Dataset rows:
▼▼▼

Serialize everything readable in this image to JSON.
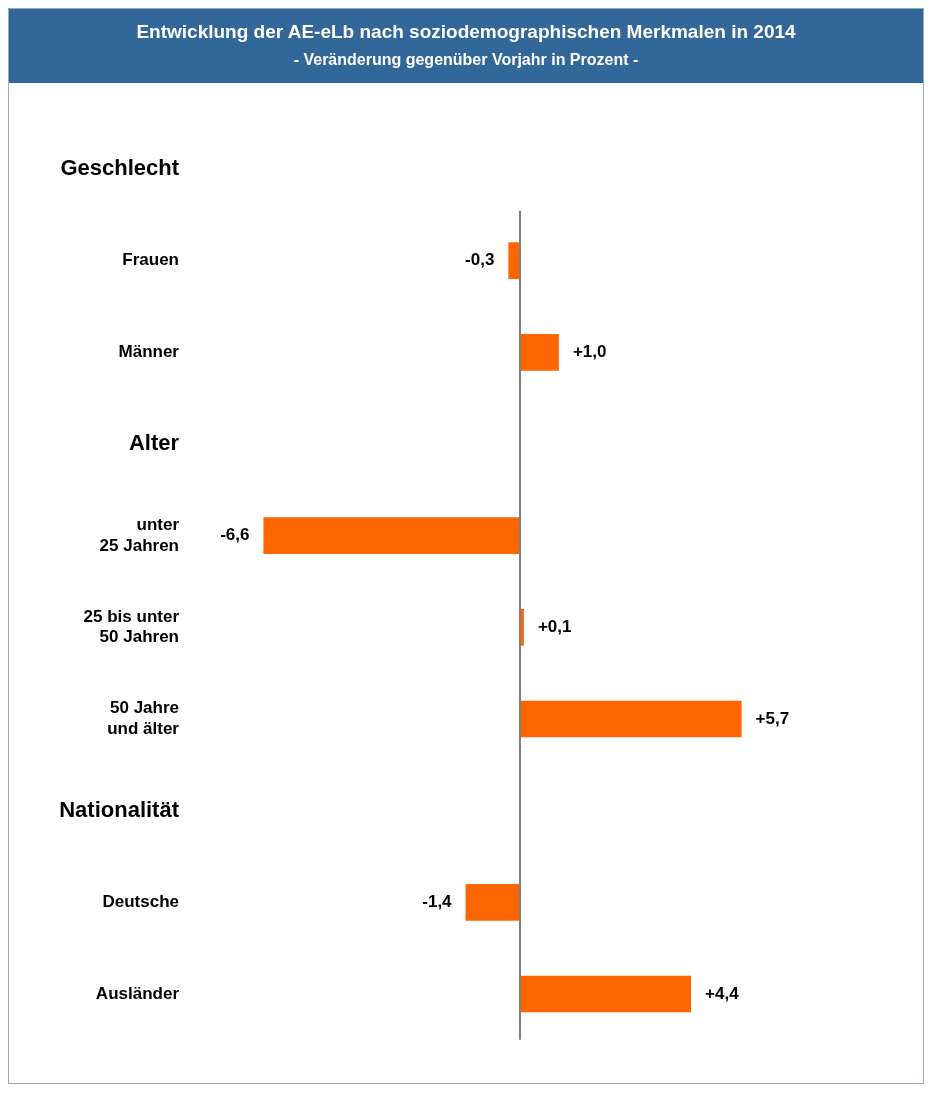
{
  "chart_data": {
    "type": "bar",
    "orientation": "horizontal",
    "title": "Entwicklung der AE-eLb nach soziodemographischen Merkmalen in 2014",
    "subtitle": "- Veränderung gegenüber Vorjahr in Prozent -",
    "categories": [
      "Geschlecht",
      "Frauen",
      "Männer",
      "Alter",
      "unter\n25 Jahren",
      "25 bis unter\n50 Jahren",
      "50 Jahre\nund älter",
      "Nationalität",
      "Deutsche",
      "Ausländer"
    ],
    "values": [
      null,
      -0.3,
      1.0,
      null,
      -6.6,
      0.1,
      5.7,
      null,
      -1.4,
      4.4
    ],
    "value_labels": [
      null,
      "-0,3",
      "+1,0",
      null,
      "-6,6",
      "+0,1",
      "+5,7",
      null,
      "-1,4",
      "+4,4"
    ],
    "color": "#ff6600",
    "legend": false,
    "grid": false
  }
}
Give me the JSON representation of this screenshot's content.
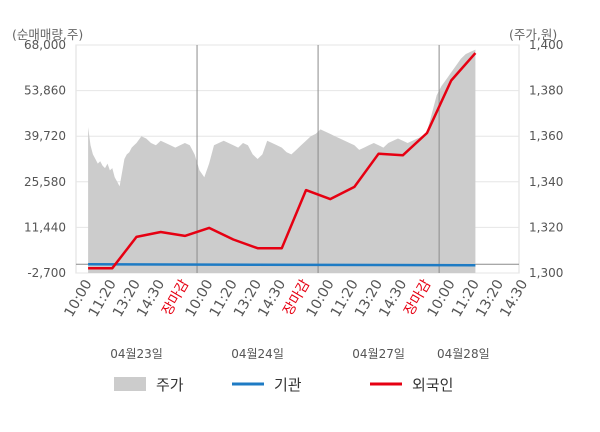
{
  "chart_data": {
    "type": "line",
    "left_axis_label": "(순매매량,주)",
    "right_axis_label": "(주가,원)",
    "left_ticks": [
      "68,000",
      "53,860",
      "39,720",
      "25,580",
      "11,440",
      "-2,700"
    ],
    "left_tick_values": [
      68000,
      53860,
      39720,
      25580,
      11440,
      -2700
    ],
    "right_ticks": [
      "1,400",
      "1,380",
      "1,360",
      "1,340",
      "1,320",
      "1,300"
    ],
    "right_tick_values": [
      1400,
      1380,
      1360,
      1340,
      1320,
      1300
    ],
    "left_ylim": [
      -2700,
      68000
    ],
    "right_ylim": [
      1300,
      1400
    ],
    "x_tick_labels": [
      "10:00",
      "11:20",
      "13:20",
      "14:30",
      "장마감",
      "10:00",
      "11:20",
      "13:20",
      "14:30",
      "장마감",
      "10:00",
      "11:20",
      "13:20",
      "14:30",
      "장마감",
      "10:00",
      "11:20",
      "13:20",
      "14:30"
    ],
    "x_tick_red": [
      false,
      false,
      false,
      false,
      true,
      false,
      false,
      false,
      false,
      true,
      false,
      false,
      false,
      false,
      true,
      false,
      false,
      false,
      false
    ],
    "x_tick_count": 19,
    "dates": [
      "04월23일",
      "04월24일",
      "04월27일",
      "04월28일"
    ],
    "date_tick_index": [
      2,
      7,
      12,
      15.5
    ],
    "day_separators_index": [
      4.5,
      9.5,
      14.5
    ],
    "grid": true,
    "price_area": {
      "name": "주가",
      "x": [
        0,
        0.1,
        0.2,
        0.3,
        0.4,
        0.5,
        0.6,
        0.7,
        0.8,
        0.9,
        1.0,
        1.1,
        1.2,
        1.3,
        1.4,
        1.5,
        1.6,
        1.7,
        1.8,
        1.9,
        2.0,
        2.2,
        2.4,
        2.6,
        2.8,
        3.0,
        3.2,
        3.4,
        3.6,
        3.8,
        4.0,
        4.2,
        4.4,
        4.6,
        4.8,
        5.0,
        5.2,
        5.4,
        5.6,
        5.8,
        6.0,
        6.2,
        6.4,
        6.6,
        6.8,
        7.0,
        7.2,
        7.4,
        7.6,
        7.8,
        8.0,
        8.2,
        8.4,
        8.6,
        8.8,
        9.0,
        9.2,
        9.4,
        9.6,
        9.8,
        10.0,
        10.2,
        10.4,
        10.6,
        10.8,
        11.0,
        11.2,
        11.4,
        11.6,
        11.8,
        12.0,
        12.2,
        12.4,
        12.6,
        12.8,
        13.0,
        13.2,
        13.4,
        13.6,
        13.8,
        14.0,
        14.2,
        14.4,
        14.6,
        14.8,
        15.0,
        15.2,
        15.4,
        15.6,
        15.8,
        16.0
      ],
      "values": [
        1364,
        1356,
        1352,
        1350,
        1348,
        1349,
        1347,
        1346,
        1348,
        1345,
        1346,
        1342,
        1340,
        1338,
        1344,
        1350,
        1352,
        1353,
        1355,
        1356,
        1357,
        1360,
        1359,
        1357,
        1356,
        1358,
        1357,
        1356,
        1355,
        1356,
        1357,
        1356,
        1352,
        1345,
        1342,
        1348,
        1356,
        1357,
        1358,
        1357,
        1356,
        1355,
        1357,
        1356,
        1352,
        1350,
        1352,
        1358,
        1357,
        1356,
        1355,
        1353,
        1352,
        1354,
        1356,
        1358,
        1360,
        1361,
        1363,
        1362,
        1361,
        1360,
        1359,
        1358,
        1357,
        1356,
        1354,
        1355,
        1356,
        1357,
        1356,
        1355,
        1357,
        1358,
        1359,
        1358,
        1357,
        1358,
        1359,
        1360,
        1362,
        1370,
        1378,
        1382,
        1385,
        1388,
        1391,
        1394,
        1396,
        1397,
        1398
      ]
    },
    "series": [
      {
        "name": "기관",
        "color": "#1e7bc4",
        "x": [
          0,
          16
        ],
        "values": [
          0,
          -300
        ]
      },
      {
        "name": "외국인",
        "color": "#e60012",
        "x": [
          0,
          1,
          2,
          3,
          4,
          5,
          6,
          7,
          8,
          9,
          10,
          11,
          12,
          13,
          14,
          15,
          16
        ],
        "values": [
          -1200,
          -1200,
          8500,
          10000,
          8800,
          11300,
          7700,
          5000,
          5000,
          23000,
          20200,
          24000,
          34300,
          33800,
          40700,
          57000,
          65500
        ]
      }
    ],
    "legend": {
      "position": "bottom",
      "items": [
        "주가",
        "기관",
        "외국인"
      ]
    }
  }
}
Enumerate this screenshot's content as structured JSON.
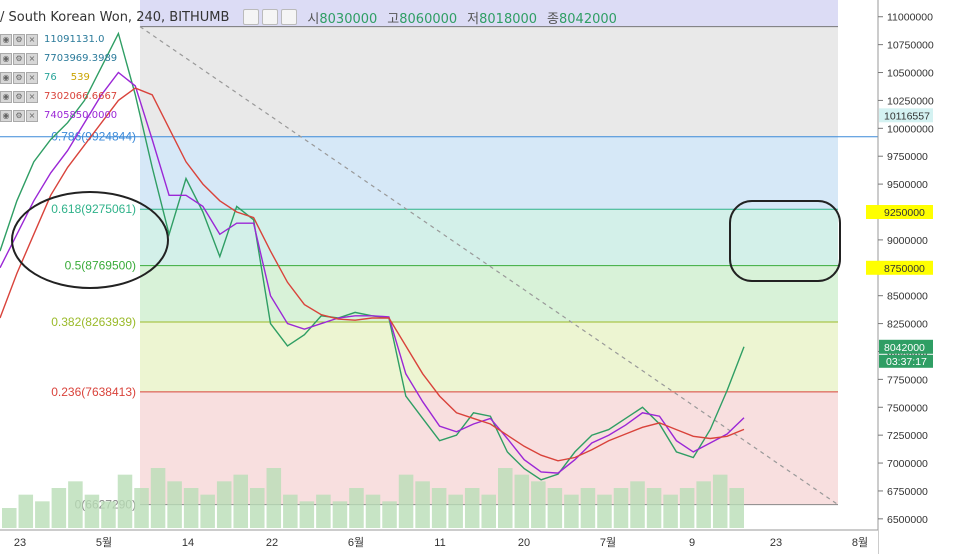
{
  "header": {
    "symbol": "/ South Korean Won, 240, BITHUMB",
    "open_label": "시",
    "open": "8030000",
    "high_label": "고",
    "high": "8060000",
    "low_label": "저",
    "low": "8018000",
    "close_label": "종",
    "close": "8042000"
  },
  "indicators": [
    {
      "label": "11091131.0",
      "color": "#2a7a9a"
    },
    {
      "label": "7703969.3989",
      "color": "#2a7a9a"
    },
    {
      "label": "76",
      "label2": "539",
      "color": "#2aa59a",
      "color2": "#c9a300"
    },
    {
      "label": "7302066.6667",
      "color": "#d9433b"
    },
    {
      "label": "7405850.0000",
      "color": "#9b27d6"
    }
  ],
  "chart_data": {
    "type": "line",
    "title": "",
    "xlabel": "",
    "ylabel": "",
    "ylim": [
      6400000,
      11150000
    ],
    "y_ticks": [
      6500000,
      6750000,
      7000000,
      7250000,
      7500000,
      7750000,
      8000000,
      8250000,
      8500000,
      8750000,
      9000000,
      9250000,
      9500000,
      9750000,
      10000000,
      10250000,
      10500000,
      10750000,
      11000000
    ],
    "x_ticks": [
      "23",
      "5월",
      "14",
      "22",
      "6월",
      "11",
      "20",
      "7월",
      "9",
      "23",
      "8월"
    ],
    "fib_levels": [
      {
        "ratio": "0.786",
        "price": 9924844,
        "label": "0.786(9924844)",
        "color": "#3b8ad9"
      },
      {
        "ratio": "0.618",
        "price": 9275061,
        "label": "0.618(9275061)",
        "color": "#2fb28a"
      },
      {
        "ratio": "0.5",
        "price": 8769500,
        "label": "0.5(8769500)",
        "color": "#3aab3a"
      },
      {
        "ratio": "0.382",
        "price": 8263939,
        "label": "0.382(8263939)",
        "color": "#9bba2a"
      },
      {
        "ratio": "0.236",
        "price": 7638413,
        "label": "0.236(7638413)",
        "color": "#d9433b"
      },
      {
        "ratio": "0",
        "price": 6627290,
        "label": "0(6627290)",
        "color": "#888888"
      }
    ],
    "fib_top_price": 10911313,
    "price_tags": [
      {
        "price": 10116557,
        "label": "10116557",
        "bg": "#d4f2f2",
        "fg": "#333333"
      },
      {
        "price": 9250000,
        "label": "9250000",
        "bg": "#ffff00",
        "fg": "#333333"
      },
      {
        "price": 8750000,
        "label": "8750000",
        "bg": "#ffff00",
        "fg": "#333333"
      },
      {
        "price": 8042000,
        "label": "8042000",
        "bg": "#2f9e64",
        "fg": "#ffffff"
      }
    ],
    "countdown": "03:37:17",
    "series": [
      {
        "name": "price",
        "color": "#2f9e64",
        "values": [
          8900000,
          9350000,
          9700000,
          9900000,
          10050000,
          10250000,
          10550000,
          10850000,
          10300000,
          9650000,
          9050000,
          9550000,
          9250000,
          8850000,
          9300000,
          9180000,
          8250000,
          8050000,
          8150000,
          8320000,
          8300000,
          8350000,
          8320000,
          8300000,
          7600000,
          7400000,
          7200000,
          7250000,
          7450000,
          7420000,
          7100000,
          6950000,
          6850000,
          6900000,
          7100000,
          7250000,
          7300000,
          7400000,
          7500000,
          7350000,
          7100000,
          7050000,
          7300000,
          7650000,
          8042000
        ]
      },
      {
        "name": "MA-fast",
        "color": "#9b27d6",
        "values": [
          8750000,
          9050000,
          9350000,
          9600000,
          9800000,
          10050000,
          10300000,
          10500000,
          10380000,
          9900000,
          9400000,
          9400000,
          9300000,
          9050000,
          9150000,
          9150000,
          8500000,
          8250000,
          8200000,
          8250000,
          8300000,
          8320000,
          8320000,
          8310000,
          7800000,
          7550000,
          7330000,
          7280000,
          7350000,
          7400000,
          7220000,
          7030000,
          6920000,
          6910000,
          7030000,
          7180000,
          7250000,
          7340000,
          7450000,
          7420000,
          7200000,
          7100000,
          7180000,
          7260000,
          7406000
        ]
      },
      {
        "name": "MA-slow",
        "color": "#d9433b",
        "values": [
          8300000,
          8700000,
          9050000,
          9400000,
          9650000,
          9850000,
          10050000,
          10250000,
          10360000,
          10300000,
          10000000,
          9700000,
          9500000,
          9350000,
          9250000,
          9200000,
          8900000,
          8620000,
          8420000,
          8330000,
          8290000,
          8280000,
          8300000,
          8300000,
          8050000,
          7800000,
          7600000,
          7450000,
          7400000,
          7350000,
          7250000,
          7150000,
          7070000,
          7020000,
          7050000,
          7120000,
          7200000,
          7260000,
          7320000,
          7360000,
          7300000,
          7240000,
          7220000,
          7240000,
          7302000
        ]
      }
    ],
    "volume": [
      3,
      5,
      4,
      6,
      7,
      5,
      4,
      8,
      6,
      9,
      7,
      6,
      5,
      7,
      8,
      6,
      9,
      5,
      4,
      5,
      4,
      6,
      5,
      4,
      8,
      7,
      6,
      5,
      6,
      5,
      9,
      8,
      7,
      6,
      5,
      6,
      5,
      6,
      7,
      6,
      5,
      6,
      7,
      8,
      6
    ]
  }
}
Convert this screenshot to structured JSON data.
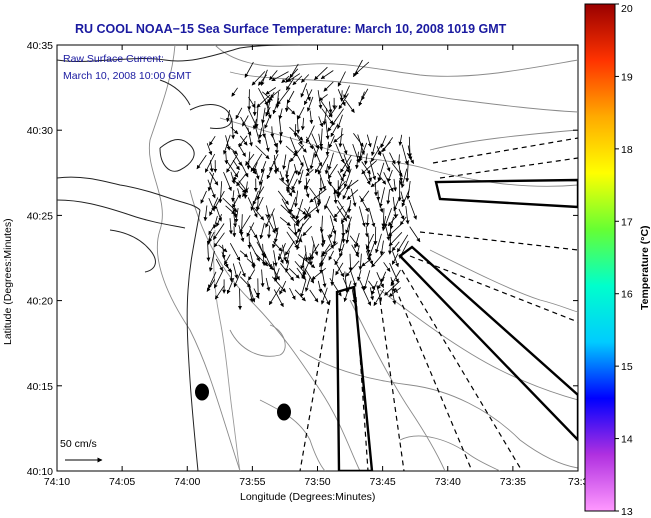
{
  "title": "RU COOL  NOAA−15  Sea Surface Temperature:  March 10, 2008 1019 GMT",
  "inset": {
    "line1": "Raw Surface Current:",
    "line2": "March 10, 2008 10:00 GMT"
  },
  "scale_label": "50 cm/s",
  "xlabel": "Longitude (Degrees:Minutes)",
  "ylabel": "Latitude (Degrees:Minutes)",
  "x_ticks": [
    "74:10",
    "74:05",
    "74:00",
    "73:55",
    "73:50",
    "73:45",
    "73:40",
    "73:35",
    "73:3"
  ],
  "y_ticks": [
    "40:35",
    "40:30",
    "40:25",
    "40:20",
    "40:15",
    "40:10"
  ],
  "colorbar": {
    "label": "Temperature (°C)",
    "ticks": [
      "20",
      "19",
      "18",
      "17",
      "16",
      "15",
      "14",
      "13"
    ],
    "range": [
      13,
      20
    ],
    "colors": [
      "#ff99ff",
      "#b030e0",
      "#0000ff",
      "#00ccff",
      "#00ffcc",
      "#66ff33",
      "#ffff00",
      "#ffaa00",
      "#ff3300",
      "#990000"
    ]
  },
  "map": {
    "lon_range_min": [
      -74.1667,
      -73.5
    ],
    "lat_range_min": [
      40.1667,
      40.5833
    ],
    "markers": [
      {
        "lon": -73.9792,
        "lat": 40.2458
      },
      {
        "lon": -73.8708,
        "lat": 40.225
      }
    ]
  }
}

▲▲▲

Task brief -> Extract, from the listing above, every line where the string "Degrees" occurs.

Written response ->
  "xlabel": "Longitude (Degrees:Minutes)",
  "ylabel": "Latitude (Degrees:Minutes)",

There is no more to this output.